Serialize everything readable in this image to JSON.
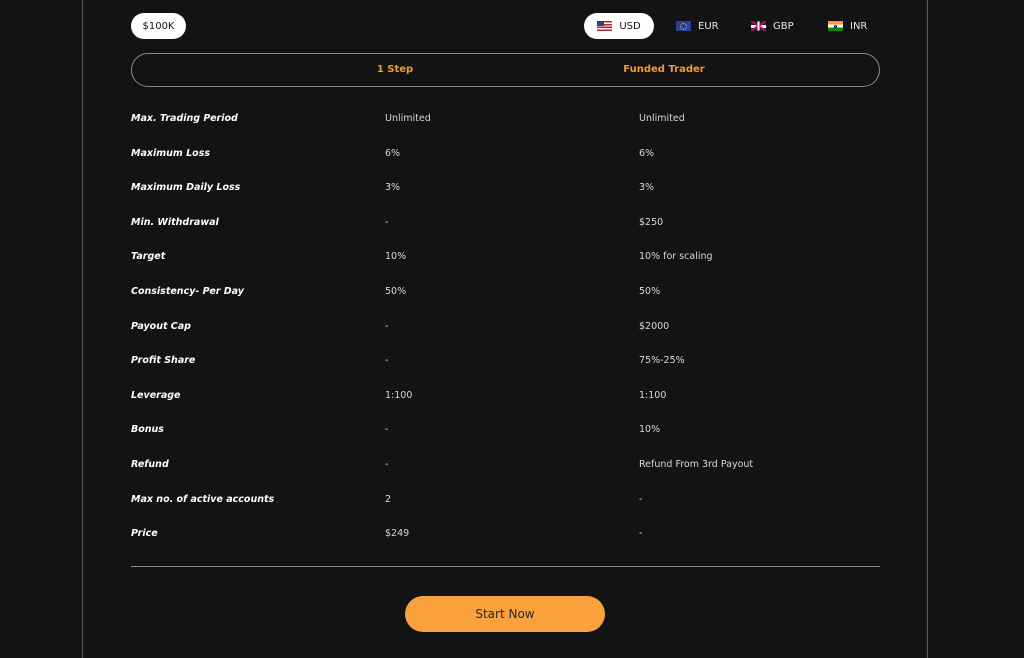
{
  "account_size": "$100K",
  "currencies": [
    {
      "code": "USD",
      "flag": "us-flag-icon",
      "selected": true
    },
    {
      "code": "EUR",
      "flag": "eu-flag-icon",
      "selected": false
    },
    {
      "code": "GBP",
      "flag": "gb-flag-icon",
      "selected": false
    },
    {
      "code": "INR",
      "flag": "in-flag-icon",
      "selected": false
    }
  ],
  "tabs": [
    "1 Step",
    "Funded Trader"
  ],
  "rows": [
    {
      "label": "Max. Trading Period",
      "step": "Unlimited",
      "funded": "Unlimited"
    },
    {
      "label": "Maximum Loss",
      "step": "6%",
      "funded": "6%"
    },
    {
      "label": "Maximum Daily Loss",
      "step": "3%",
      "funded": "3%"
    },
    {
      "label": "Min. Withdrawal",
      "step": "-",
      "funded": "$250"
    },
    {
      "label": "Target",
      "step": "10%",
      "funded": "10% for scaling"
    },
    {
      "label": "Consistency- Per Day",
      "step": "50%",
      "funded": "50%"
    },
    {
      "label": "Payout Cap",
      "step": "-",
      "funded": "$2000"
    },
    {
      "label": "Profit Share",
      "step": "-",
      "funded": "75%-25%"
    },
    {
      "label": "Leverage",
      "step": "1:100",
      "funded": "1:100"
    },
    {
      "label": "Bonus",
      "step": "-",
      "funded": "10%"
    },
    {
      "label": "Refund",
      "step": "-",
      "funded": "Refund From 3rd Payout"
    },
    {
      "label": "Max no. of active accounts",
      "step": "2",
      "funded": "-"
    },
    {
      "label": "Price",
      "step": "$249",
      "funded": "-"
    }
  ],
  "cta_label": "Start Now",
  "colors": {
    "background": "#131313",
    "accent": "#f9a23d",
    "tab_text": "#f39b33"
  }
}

====

# GIVEN EXERCISE:
Filter the records down to the lines that contain the string "flag", and copy those lines.

# THE ANSWER:
      "flag": "us-flag-icon",
      "flag": "eu-flag-icon",
      "flag": "gb-flag-icon",
      "flag": "in-flag-icon",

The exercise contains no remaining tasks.